[SHORT PROBLEM]:
Your task is to repeat all of the material exactly.

— START INFORMATION PROVIDED —

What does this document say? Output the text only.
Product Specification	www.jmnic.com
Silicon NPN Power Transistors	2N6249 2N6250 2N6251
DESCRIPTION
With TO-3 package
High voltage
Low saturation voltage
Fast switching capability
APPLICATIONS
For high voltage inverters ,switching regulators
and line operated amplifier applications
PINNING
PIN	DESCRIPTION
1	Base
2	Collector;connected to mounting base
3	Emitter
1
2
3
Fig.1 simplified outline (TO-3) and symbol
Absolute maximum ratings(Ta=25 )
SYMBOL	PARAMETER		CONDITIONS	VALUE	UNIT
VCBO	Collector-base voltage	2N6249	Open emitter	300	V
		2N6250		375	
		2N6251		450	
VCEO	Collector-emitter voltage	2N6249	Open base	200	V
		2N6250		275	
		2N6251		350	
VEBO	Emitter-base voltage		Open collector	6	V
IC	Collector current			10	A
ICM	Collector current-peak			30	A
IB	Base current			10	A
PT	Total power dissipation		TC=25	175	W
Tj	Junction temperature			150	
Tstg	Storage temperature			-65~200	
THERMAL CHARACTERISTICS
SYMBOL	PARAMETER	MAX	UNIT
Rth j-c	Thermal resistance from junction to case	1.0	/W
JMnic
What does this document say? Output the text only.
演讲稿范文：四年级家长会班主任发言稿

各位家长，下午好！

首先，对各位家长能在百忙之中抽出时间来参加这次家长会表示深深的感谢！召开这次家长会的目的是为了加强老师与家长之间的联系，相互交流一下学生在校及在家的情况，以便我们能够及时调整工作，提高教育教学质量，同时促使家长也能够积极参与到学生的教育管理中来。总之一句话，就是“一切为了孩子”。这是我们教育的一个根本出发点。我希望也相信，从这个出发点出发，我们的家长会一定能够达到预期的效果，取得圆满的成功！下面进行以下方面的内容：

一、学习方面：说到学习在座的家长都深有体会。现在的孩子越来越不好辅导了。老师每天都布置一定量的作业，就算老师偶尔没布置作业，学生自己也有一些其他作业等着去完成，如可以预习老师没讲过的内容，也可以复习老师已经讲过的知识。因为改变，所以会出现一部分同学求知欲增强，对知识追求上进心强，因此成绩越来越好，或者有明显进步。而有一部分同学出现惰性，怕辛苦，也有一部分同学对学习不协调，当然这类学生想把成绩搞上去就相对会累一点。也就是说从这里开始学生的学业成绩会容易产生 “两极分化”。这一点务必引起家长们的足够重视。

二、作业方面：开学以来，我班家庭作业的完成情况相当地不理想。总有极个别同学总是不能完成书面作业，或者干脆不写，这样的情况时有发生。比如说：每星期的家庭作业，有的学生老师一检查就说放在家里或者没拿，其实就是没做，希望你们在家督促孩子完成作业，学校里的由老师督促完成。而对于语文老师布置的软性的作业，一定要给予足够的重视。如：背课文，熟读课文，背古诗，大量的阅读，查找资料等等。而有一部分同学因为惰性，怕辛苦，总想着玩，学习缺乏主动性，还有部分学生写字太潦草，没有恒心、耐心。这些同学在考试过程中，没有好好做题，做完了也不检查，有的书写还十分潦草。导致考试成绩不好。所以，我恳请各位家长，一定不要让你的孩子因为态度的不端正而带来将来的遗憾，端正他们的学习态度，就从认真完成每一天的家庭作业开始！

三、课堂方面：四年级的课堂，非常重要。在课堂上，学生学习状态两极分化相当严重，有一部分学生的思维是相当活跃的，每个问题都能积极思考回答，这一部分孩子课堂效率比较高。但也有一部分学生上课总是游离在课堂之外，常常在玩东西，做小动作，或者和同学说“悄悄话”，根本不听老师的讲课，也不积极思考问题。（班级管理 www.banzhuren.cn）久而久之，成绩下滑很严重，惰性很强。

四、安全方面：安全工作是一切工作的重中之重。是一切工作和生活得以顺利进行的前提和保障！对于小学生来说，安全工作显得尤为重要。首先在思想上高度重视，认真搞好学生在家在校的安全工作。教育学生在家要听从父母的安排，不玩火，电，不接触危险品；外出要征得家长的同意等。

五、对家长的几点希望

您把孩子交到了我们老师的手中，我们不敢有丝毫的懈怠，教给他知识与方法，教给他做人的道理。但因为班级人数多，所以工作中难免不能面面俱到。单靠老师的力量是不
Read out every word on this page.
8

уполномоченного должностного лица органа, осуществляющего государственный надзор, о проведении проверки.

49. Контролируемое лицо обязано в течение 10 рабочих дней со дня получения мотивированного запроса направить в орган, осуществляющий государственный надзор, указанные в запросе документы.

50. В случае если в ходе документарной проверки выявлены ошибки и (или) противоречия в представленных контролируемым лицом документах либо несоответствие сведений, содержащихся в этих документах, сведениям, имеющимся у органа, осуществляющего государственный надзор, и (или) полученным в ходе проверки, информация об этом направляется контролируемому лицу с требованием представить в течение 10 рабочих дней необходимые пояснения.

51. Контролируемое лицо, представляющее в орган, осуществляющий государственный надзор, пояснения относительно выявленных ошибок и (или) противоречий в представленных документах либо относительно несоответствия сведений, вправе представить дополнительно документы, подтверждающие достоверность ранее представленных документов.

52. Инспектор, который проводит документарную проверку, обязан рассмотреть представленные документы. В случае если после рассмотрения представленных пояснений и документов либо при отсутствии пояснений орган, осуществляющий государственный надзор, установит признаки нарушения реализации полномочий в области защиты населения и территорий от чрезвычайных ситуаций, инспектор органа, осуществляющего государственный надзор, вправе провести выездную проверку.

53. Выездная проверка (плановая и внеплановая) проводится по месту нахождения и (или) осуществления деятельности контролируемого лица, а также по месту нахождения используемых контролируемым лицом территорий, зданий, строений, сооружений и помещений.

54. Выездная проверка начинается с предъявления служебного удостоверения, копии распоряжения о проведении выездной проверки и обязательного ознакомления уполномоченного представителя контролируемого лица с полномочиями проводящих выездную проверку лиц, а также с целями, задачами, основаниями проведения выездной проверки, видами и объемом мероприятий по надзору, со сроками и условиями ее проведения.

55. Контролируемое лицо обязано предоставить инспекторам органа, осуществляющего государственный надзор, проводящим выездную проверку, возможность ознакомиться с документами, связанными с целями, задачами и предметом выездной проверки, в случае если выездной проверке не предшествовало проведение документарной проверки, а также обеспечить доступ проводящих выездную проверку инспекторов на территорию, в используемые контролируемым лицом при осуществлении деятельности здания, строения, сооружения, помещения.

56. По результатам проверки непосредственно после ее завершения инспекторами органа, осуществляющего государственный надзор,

— END INFORMATION PROVIDED —

[EXERCISE SOLUTION]:
What does this document say? Output the text only.
Product Specification	www.jmnic.com
Silicon NPN Power Transistors	2N6249 2N6250 2N6251
DESCRIPTION
With TO-3 package
High voltage
Low saturation voltage
Fast switching capability
APPLICATIONS
For high voltage inverters ,switching regulators
and line operated amplifier applications
PINNING
PIN	DESCRIPTION
1	Base
2	Collector;connected to mounting base
3	Emitter
1
2
3
Fig.1 simplified outline (TO-3) and symbol
Absolute maximum ratings(Ta=25 )
SYMBOL	PARAMETER		CONDITIONS	VALUE	UNIT
VCBO	Collector-base voltage	2N6249	Open emitter	300	V
		2N6250		375	
		2N6251		450	
VCEO	Collector-emitter voltage	2N6249	Open base	200	V
		2N6250		275	
		2N6251		350	
VEBO	Emitter-base voltage		Open collector	6	V
IC	Collector current			10	A
ICM	Collector current-peak			30	A
IB	Base current			10	A
PT	Total power dissipation		TC=25	175	W
Tj	Junction temperature			150	
Tstg	Storage temperature			-65~200	
THERMAL CHARACTERISTICS
SYMBOL	PARAMETER	MAX	UNIT
Rth j-c	Thermal resistance from junction to case	1.0	/W
JMnic
What does this document say? Output the text only.
演讲稿范文：四年级家长会班主任发言稿

各位家长，下午好！

首先，对各位家长能在百忙之中抽出时间来参加这次家长会表示深深的感谢！召开这次家长会的目的是为了加强老师与家长之间的联系，相互交流一下学生在校及在家的情况，以便我们能够及时调整工作，提高教育教学质量，同时促使家长也能够积极参与到学生的教育管理中来。总之一句话，就是“一切为了孩子”。这是我们教育的一个根本出发点。我希望也相信，从这个出发点出发，我们的家长会一定能够达到预期的效果，取得圆满的成功！下面进行以下方面的内容：

一、学习方面：说到学习在座的家长都深有体会。现在的孩子越来越不好辅导了。老师每天都布置一定量的作业，就算老师偶尔没布置作业，学生自己也有一些其他作业等着去完成，如可以预习老师没讲过的内容，也可以复习老师已经讲过的知识。因为改变，所以会出现一部分同学求知欲增强，对知识追求上进心强，因此成绩越来越好，或者有明显进步。而有一部分同学出现惰性，怕辛苦，也有一部分同学对学习不协调，当然这类学生想把成绩搞上去就相对会累一点。也就是说从这里开始学生的学业成绩会容易产生 “两极分化”。这一点务必引起家长们的足够重视。

二、作业方面：开学以来，我班家庭作业的完成情况相当地不理想。总有极个别同学总是不能完成书面作业，或者干脆不写，这样的情况时有发生。比如说：每星期的家庭作业，有的学生老师一检查就说放在家里或者没拿，其实就是没做，希望你们在家督促孩子完成作业，学校里的由老师督促完成。而对于语文老师布置的软性的作业，一定要给予足够的重视。如：背课文，熟读课文，背古诗，大量的阅读，查找资料等等。而有一部分同学因为惰性，怕辛苦，总想着玩，学习缺乏主动性，还有部分学生写字太潦草，没有恒心、耐心。这些同学在考试过程中，没有好好做题，做完了也不检查，有的书写还十分潦草。导致考试成绩不好。所以，我恳请各位家长，一定不要让你的孩子因为态度的不端正而带来将来的遗憾，端正他们的学习态度，就从认真完成每一天的家庭作业开始！

三、课堂方面：四年级的课堂，非常重要。在课堂上，学生学习状态两极分化相当严重，有一部分学生的思维是相当活跃的，每个问题都能积极思考回答，这一部分孩子课堂效率比较高。但也有一部分学生上课总是游离在课堂之外，常常在玩东西，做小动作，或者和同学说“悄悄话”，根本不听老师的讲课，也不积极思考问题。（班级管理 www.banzhuren.cn）久而久之，成绩下滑很严重，惰性很强。

四、安全方面：安全工作是一切工作的重中之重。是一切工作和生活得以顺利进行的前提和保障！对于小学生来说，安全工作显得尤为重要。首先在思想上高度重视，认真搞好学生在家在校的安全工作。教育学生在家要听从父母的安排，不玩火，电，不接触危险品；外出要征得家长的同意等。

五、对家长的几点希望

您把孩子交到了我们老师的手中，我们不敢有丝毫的懈怠，教给他知识与方法，教给他做人的道理。但因为班级人数多，所以工作中难免不能面面俱到。单靠老师的力量是不
Read out every word on this page.
8

уполномоченного должностного лица органа, осуществляющего государственный надзор, о проведении проверки.

49. Контролируемое лицо обязано в течение 10 рабочих дней со дня получения мотивированного запроса направить в орган, осуществляющий государственный надзор, указанные в запросе документы.

50. В случае если в ходе документарной проверки выявлены ошибки и (или) противоречия в представленных контролируемым лицом документах либо несоответствие сведений, содержащихся в этих документах, сведениям, имеющимся у органа, осуществляющего государственный надзор, и (или) полученным в ходе проверки, информация об этом направляется контролируемому лицу с требованием представить в течение 10 рабочих дней необходимые пояснения.

51. Контролируемое лицо, представляющее в орган, осуществляющий государственный надзор, пояснения относительно выявленных ошибок и (или) противоречий в представленных документах либо относительно несоответствия сведений, вправе представить дополнительно документы, подтверждающие достоверность ранее представленных документов.

52. Инспектор, который проводит документарную проверку, обязан рассмотреть представленные документы. В случае если после рассмотрения представленных пояснений и документов либо при отсутствии пояснений орган, осуществляющий государственный надзор, установит признаки нарушения реализации полномочий в области защиты населения и территорий от чрезвычайных ситуаций, инспектор органа, осуществляющего государственный надзор, вправе провести выездную проверку.

53. Выездная проверка (плановая и внеплановая) проводится по месту нахождения и (или) осуществления деятельности контролируемого лица, а также по месту нахождения используемых контролируемым лицом территорий, зданий, строений, сооружений и помещений.

54. Выездная проверка начинается с предъявления служебного удостоверения, копии распоряжения о проведении выездной проверки и обязательного ознакомления уполномоченного представителя контролируемого лица с полномочиями проводящих выездную проверку лиц, а также с целями, задачами, основаниями проведения выездной проверки, видами и объемом мероприятий по надзору, со сроками и условиями ее проведения.

55. Контролируемое лицо обязано предоставить инспекторам органа, осуществляющего государственный надзор, проводящим выездную проверку, возможность ознакомиться с документами, связанными с целями, задачами и предметом выездной проверки, в случае если выездной проверке не предшествовало проведение документарной проверки, а также обеспечить доступ проводящих выездную проверку инспекторов на территорию, в используемые контролируемым лицом при осуществлении деятельности здания, строения, сооружения, помещения.

56. По результатам проверки непосредственно после ее завершения инспекторами органа, осуществляющего государственный надзор,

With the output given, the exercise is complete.